__Material provided__.
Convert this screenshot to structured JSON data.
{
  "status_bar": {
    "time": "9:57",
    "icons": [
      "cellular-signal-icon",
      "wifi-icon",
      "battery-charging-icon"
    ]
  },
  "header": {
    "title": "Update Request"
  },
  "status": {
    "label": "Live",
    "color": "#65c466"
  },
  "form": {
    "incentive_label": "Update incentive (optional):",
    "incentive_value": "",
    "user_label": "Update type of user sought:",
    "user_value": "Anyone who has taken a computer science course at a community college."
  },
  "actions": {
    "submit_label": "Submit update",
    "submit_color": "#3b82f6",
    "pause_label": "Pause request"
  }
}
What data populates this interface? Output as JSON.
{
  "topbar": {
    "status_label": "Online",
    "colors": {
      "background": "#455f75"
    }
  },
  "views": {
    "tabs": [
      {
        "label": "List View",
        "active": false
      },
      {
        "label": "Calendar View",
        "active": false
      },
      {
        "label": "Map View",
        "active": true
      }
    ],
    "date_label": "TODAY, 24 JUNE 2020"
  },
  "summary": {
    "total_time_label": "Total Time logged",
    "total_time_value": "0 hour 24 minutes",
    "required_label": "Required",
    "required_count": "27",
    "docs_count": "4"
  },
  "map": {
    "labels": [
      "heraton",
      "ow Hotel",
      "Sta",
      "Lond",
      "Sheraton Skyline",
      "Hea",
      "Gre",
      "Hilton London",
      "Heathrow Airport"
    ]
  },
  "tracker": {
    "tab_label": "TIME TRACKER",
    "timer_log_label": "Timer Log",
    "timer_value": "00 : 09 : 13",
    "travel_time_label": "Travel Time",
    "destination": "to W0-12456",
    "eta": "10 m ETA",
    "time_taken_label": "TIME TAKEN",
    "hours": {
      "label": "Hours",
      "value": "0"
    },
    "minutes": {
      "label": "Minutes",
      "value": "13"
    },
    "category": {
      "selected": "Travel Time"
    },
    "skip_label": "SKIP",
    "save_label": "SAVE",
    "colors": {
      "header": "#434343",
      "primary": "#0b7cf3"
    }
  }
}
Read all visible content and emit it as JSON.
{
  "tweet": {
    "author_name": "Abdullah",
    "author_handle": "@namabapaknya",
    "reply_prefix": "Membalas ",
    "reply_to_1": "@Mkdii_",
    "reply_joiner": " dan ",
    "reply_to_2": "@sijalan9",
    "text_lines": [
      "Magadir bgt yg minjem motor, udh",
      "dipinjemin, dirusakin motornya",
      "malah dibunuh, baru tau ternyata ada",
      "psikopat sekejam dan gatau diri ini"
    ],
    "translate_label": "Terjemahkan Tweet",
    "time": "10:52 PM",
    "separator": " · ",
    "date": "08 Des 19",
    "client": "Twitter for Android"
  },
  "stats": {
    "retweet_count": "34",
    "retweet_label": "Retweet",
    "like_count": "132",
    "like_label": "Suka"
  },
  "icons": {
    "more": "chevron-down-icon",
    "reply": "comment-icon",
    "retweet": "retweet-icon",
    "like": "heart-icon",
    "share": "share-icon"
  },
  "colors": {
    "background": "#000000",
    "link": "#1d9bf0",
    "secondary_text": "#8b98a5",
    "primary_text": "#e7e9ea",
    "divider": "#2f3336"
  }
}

__Task to complete__. Reproduce nothing but the lines from the line containing "Read all visible content and emit it as JSON." to the last line of the data, each exactly as written.

__The solution__.
Read all visible content and emit it as JSON.
{
  "tweet": {
    "author_name": "Abdullah",
    "author_handle": "@namabapaknya",
    "reply_prefix": "Membalas ",
    "reply_to_1": "@Mkdii_",
    "reply_joiner": " dan ",
    "reply_to_2": "@sijalan9",
    "text_lines": [
      "Magadir bgt yg minjem motor, udh",
      "dipinjemin, dirusakin motornya",
      "malah dibunuh, baru tau ternyata ada",
      "psikopat sekejam dan gatau diri ini"
    ],
    "translate_label": "Terjemahkan Tweet",
    "time": "10:52 PM",
    "separator": " · ",
    "date": "08 Des 19",
    "client": "Twitter for Android"
  },
  "stats": {
    "retweet_count": "34",
    "retweet_label": "Retweet",
    "like_count": "132",
    "like_label": "Suka"
  },
  "icons": {
    "more": "chevron-down-icon",
    "reply": "comment-icon",
    "retweet": "retweet-icon",
    "like": "heart-icon",
    "share": "share-icon"
  },
  "colors": {
    "background": "#000000",
    "link": "#1d9bf0",
    "secondary_text": "#8b98a5",
    "primary_text": "#e7e9ea",
    "divider": "#2f3336"
  }
}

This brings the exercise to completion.